→ Items
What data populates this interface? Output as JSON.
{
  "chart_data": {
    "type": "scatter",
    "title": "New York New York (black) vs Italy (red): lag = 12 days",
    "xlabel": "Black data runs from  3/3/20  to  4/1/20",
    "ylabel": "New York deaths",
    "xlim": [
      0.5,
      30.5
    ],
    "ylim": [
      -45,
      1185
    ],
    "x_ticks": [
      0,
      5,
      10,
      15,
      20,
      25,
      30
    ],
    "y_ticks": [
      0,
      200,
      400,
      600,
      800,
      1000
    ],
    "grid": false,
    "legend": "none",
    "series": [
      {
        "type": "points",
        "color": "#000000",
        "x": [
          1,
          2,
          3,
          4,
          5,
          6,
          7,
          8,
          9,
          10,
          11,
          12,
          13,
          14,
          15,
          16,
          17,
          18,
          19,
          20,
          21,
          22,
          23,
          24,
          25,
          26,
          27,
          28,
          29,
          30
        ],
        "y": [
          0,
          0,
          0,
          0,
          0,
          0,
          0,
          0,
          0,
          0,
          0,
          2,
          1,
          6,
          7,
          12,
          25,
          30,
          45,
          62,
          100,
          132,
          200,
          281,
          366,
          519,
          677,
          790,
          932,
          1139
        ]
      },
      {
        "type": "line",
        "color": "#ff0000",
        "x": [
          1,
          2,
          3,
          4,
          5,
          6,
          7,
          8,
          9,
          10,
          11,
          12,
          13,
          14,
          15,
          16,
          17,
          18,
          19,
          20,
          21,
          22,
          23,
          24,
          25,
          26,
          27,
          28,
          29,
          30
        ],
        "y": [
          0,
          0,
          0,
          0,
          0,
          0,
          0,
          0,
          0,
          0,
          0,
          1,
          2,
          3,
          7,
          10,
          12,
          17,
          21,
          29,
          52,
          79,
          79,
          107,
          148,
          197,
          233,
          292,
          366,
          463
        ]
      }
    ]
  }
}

* * *

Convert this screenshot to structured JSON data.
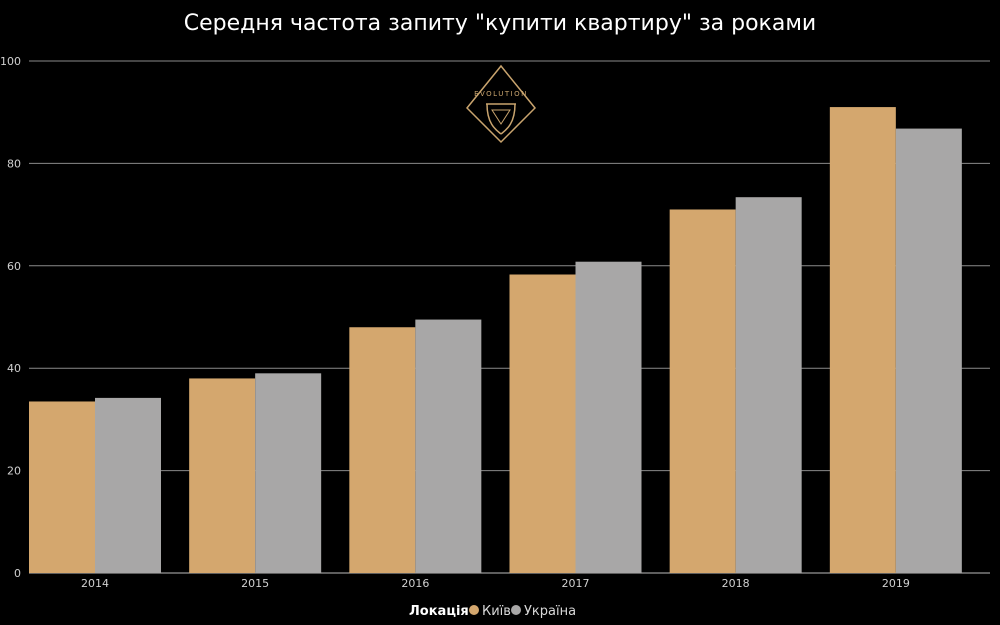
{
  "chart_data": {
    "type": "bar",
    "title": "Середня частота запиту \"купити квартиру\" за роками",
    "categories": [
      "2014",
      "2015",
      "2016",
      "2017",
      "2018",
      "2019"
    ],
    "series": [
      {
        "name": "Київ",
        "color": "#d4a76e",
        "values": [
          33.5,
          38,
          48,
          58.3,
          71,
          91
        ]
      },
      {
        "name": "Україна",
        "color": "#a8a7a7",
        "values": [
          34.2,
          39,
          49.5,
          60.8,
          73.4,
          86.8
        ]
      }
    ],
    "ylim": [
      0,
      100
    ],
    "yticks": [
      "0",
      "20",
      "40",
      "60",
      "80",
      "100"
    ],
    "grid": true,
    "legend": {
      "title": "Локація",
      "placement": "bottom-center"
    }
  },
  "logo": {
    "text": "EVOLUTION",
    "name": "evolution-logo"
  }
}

...

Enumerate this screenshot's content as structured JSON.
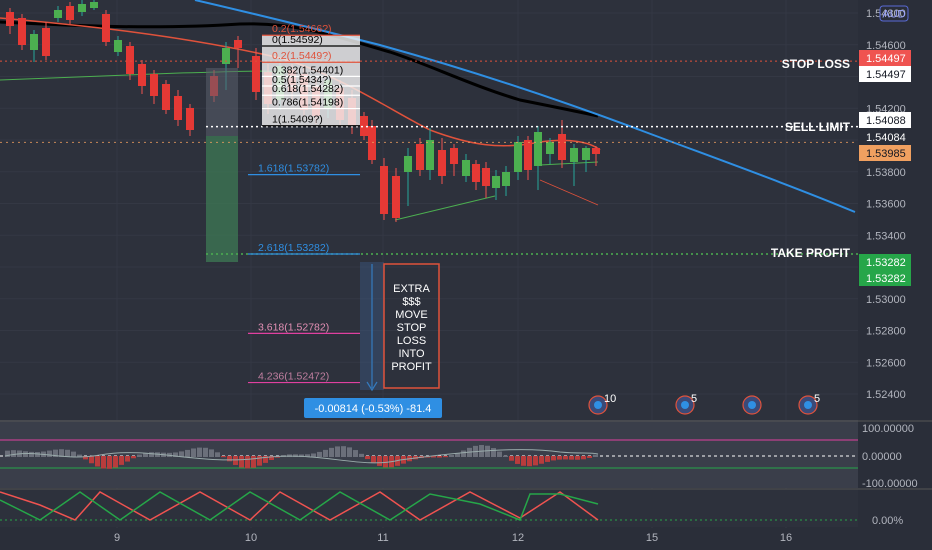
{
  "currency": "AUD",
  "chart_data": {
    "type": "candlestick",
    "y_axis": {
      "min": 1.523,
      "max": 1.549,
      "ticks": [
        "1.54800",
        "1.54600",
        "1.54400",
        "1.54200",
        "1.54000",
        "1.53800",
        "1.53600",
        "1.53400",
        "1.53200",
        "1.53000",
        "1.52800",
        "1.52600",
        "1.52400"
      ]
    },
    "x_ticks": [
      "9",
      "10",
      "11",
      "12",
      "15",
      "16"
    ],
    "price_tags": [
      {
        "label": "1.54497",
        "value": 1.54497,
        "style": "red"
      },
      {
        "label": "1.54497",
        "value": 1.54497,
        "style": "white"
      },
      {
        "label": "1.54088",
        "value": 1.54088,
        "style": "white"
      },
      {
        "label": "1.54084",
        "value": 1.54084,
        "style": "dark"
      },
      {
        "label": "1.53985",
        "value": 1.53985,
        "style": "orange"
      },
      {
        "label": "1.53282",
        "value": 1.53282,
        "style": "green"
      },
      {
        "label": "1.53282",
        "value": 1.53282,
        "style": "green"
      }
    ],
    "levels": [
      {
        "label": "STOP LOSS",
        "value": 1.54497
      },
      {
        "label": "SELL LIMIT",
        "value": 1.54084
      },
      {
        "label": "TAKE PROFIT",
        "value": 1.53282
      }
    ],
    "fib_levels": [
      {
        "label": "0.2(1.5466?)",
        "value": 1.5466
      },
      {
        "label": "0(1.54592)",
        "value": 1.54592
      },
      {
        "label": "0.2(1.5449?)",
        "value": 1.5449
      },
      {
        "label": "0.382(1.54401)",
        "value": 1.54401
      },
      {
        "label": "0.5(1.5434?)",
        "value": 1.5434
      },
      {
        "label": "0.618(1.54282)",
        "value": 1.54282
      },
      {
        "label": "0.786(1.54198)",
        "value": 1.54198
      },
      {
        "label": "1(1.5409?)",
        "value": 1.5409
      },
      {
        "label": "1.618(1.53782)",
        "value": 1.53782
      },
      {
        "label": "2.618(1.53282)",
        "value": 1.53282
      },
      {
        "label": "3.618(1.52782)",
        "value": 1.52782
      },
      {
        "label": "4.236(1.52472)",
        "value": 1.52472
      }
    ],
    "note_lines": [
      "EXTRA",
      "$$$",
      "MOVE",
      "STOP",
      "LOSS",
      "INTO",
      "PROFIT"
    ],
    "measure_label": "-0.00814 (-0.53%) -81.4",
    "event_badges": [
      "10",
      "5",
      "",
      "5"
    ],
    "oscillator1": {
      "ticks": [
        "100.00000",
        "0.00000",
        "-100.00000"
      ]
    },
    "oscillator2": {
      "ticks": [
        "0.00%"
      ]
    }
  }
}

→ Goal
Show every line from the entries above in which "type" appears.

→ Result for this task
    "type": "scatter",
        "type": "points",
        "type": "line",
    "type": "bar",
    "type": "candlestick",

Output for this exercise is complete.